=== JOB ===
Print all the entries verbatim.

[Entries taken from a collection]
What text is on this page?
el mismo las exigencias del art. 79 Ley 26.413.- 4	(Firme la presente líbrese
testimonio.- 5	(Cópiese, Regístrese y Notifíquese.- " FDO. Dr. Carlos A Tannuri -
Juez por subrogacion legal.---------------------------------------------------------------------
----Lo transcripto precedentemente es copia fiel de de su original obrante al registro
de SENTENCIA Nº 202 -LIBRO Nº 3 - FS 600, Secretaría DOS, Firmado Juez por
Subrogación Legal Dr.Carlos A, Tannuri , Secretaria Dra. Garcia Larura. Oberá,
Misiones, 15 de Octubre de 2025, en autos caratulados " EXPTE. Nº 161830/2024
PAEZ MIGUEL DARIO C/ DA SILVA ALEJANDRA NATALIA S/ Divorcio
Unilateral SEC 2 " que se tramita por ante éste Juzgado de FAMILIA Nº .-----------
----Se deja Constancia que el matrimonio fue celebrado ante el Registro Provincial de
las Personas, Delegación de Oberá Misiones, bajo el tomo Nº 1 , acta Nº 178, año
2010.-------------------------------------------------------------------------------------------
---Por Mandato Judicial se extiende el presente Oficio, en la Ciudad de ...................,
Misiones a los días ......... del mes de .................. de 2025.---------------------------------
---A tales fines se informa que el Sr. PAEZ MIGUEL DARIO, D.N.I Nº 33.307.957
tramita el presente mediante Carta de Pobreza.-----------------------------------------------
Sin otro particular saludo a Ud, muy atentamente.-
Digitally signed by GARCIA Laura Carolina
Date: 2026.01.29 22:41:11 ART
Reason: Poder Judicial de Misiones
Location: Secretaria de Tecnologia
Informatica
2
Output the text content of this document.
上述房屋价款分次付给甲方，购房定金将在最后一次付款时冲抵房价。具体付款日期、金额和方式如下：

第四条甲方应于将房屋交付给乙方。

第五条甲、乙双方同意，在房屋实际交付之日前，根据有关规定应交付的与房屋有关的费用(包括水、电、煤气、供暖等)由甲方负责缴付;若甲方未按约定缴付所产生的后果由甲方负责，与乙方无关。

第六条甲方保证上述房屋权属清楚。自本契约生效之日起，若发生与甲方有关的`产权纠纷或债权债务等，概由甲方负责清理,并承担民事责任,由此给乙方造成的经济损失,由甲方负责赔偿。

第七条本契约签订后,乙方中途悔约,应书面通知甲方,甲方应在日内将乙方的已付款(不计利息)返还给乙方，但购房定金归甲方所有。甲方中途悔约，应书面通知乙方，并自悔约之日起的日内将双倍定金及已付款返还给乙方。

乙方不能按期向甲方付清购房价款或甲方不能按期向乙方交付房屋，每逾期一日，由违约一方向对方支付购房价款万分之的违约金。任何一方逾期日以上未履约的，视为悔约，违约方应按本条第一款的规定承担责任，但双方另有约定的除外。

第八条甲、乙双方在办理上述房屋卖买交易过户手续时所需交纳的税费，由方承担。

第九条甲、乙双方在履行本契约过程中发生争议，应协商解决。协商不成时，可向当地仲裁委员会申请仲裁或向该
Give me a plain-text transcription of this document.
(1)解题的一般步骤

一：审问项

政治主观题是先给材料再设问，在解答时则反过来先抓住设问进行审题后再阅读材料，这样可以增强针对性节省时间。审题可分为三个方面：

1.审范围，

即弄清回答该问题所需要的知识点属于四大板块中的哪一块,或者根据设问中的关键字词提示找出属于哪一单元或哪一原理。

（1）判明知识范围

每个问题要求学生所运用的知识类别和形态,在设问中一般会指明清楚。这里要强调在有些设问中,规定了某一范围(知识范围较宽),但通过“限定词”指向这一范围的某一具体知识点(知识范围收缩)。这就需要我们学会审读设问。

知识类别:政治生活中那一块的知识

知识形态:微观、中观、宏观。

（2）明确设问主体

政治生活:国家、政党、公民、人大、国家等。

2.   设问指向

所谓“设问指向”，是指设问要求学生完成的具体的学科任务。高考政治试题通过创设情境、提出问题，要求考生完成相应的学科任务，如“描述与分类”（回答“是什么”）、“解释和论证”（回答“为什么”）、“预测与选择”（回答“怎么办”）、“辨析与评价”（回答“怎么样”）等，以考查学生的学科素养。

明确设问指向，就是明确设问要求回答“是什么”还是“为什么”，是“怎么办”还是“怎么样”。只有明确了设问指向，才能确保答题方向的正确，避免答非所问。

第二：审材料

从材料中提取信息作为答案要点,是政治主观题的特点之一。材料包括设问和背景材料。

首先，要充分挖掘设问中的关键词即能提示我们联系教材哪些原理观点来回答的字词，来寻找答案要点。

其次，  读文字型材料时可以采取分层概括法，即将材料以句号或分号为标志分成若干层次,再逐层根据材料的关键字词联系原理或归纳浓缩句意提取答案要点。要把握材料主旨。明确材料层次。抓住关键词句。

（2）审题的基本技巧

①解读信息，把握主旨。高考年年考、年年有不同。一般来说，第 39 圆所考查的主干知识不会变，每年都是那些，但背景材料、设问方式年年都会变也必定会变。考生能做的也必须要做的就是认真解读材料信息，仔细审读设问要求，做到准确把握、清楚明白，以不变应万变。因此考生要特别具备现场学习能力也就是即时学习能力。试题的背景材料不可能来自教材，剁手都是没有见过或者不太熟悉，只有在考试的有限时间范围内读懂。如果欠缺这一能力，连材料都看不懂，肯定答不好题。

=== ANSWER IN FULL ===
What text is on this page?
el mismo las exigencias del art. 79 Ley 26.413.- 4	(Firme la presente líbrese
testimonio.- 5	(Cópiese, Regístrese y Notifíquese.- " FDO. Dr. Carlos A Tannuri -
Juez por subrogacion legal.---------------------------------------------------------------------
----Lo transcripto precedentemente es copia fiel de de su original obrante al registro
de SENTENCIA Nº 202 -LIBRO Nº 3 - FS 600, Secretaría DOS, Firmado Juez por
Subrogación Legal Dr.Carlos A, Tannuri , Secretaria Dra. Garcia Larura. Oberá,
Misiones, 15 de Octubre de 2025, en autos caratulados " EXPTE. Nº 161830/2024
PAEZ MIGUEL DARIO C/ DA SILVA ALEJANDRA NATALIA S/ Divorcio
Unilateral SEC 2 " que se tramita por ante éste Juzgado de FAMILIA Nº .-----------
----Se deja Constancia que el matrimonio fue celebrado ante el Registro Provincial de
las Personas, Delegación de Oberá Misiones, bajo el tomo Nº 1 , acta Nº 178, año
2010.-------------------------------------------------------------------------------------------
---Por Mandato Judicial se extiende el presente Oficio, en la Ciudad de ...................,
Misiones a los días ......... del mes de .................. de 2025.---------------------------------
---A tales fines se informa que el Sr. PAEZ MIGUEL DARIO, D.N.I Nº 33.307.957
tramita el presente mediante Carta de Pobreza.-----------------------------------------------
Sin otro particular saludo a Ud, muy atentamente.-
Digitally signed by GARCIA Laura Carolina
Date: 2026.01.29 22:41:11 ART
Reason: Poder Judicial de Misiones
Location: Secretaria de Tecnologia
Informatica
2
Output the text content of this document.
上述房屋价款分次付给甲方，购房定金将在最后一次付款时冲抵房价。具体付款日期、金额和方式如下：

第四条甲方应于将房屋交付给乙方。

第五条甲、乙双方同意，在房屋实际交付之日前，根据有关规定应交付的与房屋有关的费用(包括水、电、煤气、供暖等)由甲方负责缴付;若甲方未按约定缴付所产生的后果由甲方负责，与乙方无关。

第六条甲方保证上述房屋权属清楚。自本契约生效之日起，若发生与甲方有关的`产权纠纷或债权债务等，概由甲方负责清理,并承担民事责任,由此给乙方造成的经济损失,由甲方负责赔偿。

第七条本契约签订后,乙方中途悔约,应书面通知甲方,甲方应在日内将乙方的已付款(不计利息)返还给乙方，但购房定金归甲方所有。甲方中途悔约，应书面通知乙方，并自悔约之日起的日内将双倍定金及已付款返还给乙方。

乙方不能按期向甲方付清购房价款或甲方不能按期向乙方交付房屋，每逾期一日，由违约一方向对方支付购房价款万分之的违约金。任何一方逾期日以上未履约的，视为悔约，违约方应按本条第一款的规定承担责任，但双方另有约定的除外。

第八条甲、乙双方在办理上述房屋卖买交易过户手续时所需交纳的税费，由方承担。

第九条甲、乙双方在履行本契约过程中发生争议，应协商解决。协商不成时，可向当地仲裁委员会申请仲裁或向该
Give me a plain-text transcription of this document.
(1)解题的一般步骤

一：审问项

政治主观题是先给材料再设问，在解答时则反过来先抓住设问进行审题后再阅读材料，这样可以增强针对性节省时间。审题可分为三个方面：

1.审范围，

即弄清回答该问题所需要的知识点属于四大板块中的哪一块,或者根据设问中的关键字词提示找出属于哪一单元或哪一原理。

（1）判明知识范围

每个问题要求学生所运用的知识类别和形态,在设问中一般会指明清楚。这里要强调在有些设问中,规定了某一范围(知识范围较宽),但通过“限定词”指向这一范围的某一具体知识点(知识范围收缩)。这就需要我们学会审读设问。

知识类别:政治生活中那一块的知识

知识形态:微观、中观、宏观。

（2）明确设问主体

政治生活:国家、政党、公民、人大、国家等。

2.   设问指向

所谓“设问指向”，是指设问要求学生完成的具体的学科任务。高考政治试题通过创设情境、提出问题，要求考生完成相应的学科任务，如“描述与分类”（回答“是什么”）、“解释和论证”（回答“为什么”）、“预测与选择”（回答“怎么办”）、“辨析与评价”（回答“怎么样”）等，以考查学生的学科素养。

明确设问指向，就是明确设问要求回答“是什么”还是“为什么”，是“怎么办”还是“怎么样”。只有明确了设问指向，才能确保答题方向的正确，避免答非所问。

第二：审材料

从材料中提取信息作为答案要点,是政治主观题的特点之一。材料包括设问和背景材料。

首先，要充分挖掘设问中的关键词即能提示我们联系教材哪些原理观点来回答的字词，来寻找答案要点。

其次，  读文字型材料时可以采取分层概括法，即将材料以句号或分号为标志分成若干层次,再逐层根据材料的关键字词联系原理或归纳浓缩句意提取答案要点。要把握材料主旨。明确材料层次。抓住关键词句。

（2）审题的基本技巧

①解读信息，把握主旨。高考年年考、年年有不同。一般来说，第 39 圆所考查的主干知识不会变，每年都是那些，但背景材料、设问方式年年都会变也必定会变。考生能做的也必须要做的就是认真解读材料信息，仔细审读设问要求，做到准确把握、清楚明白，以不变应万变。因此考生要特别具备现场学习能力也就是即时学习能力。试题的背景材料不可能来自教材，剁手都是没有见过或者不太熟悉，只有在考试的有限时间范围内读懂。如果欠缺这一能力，连材料都看不懂，肯定答不好题。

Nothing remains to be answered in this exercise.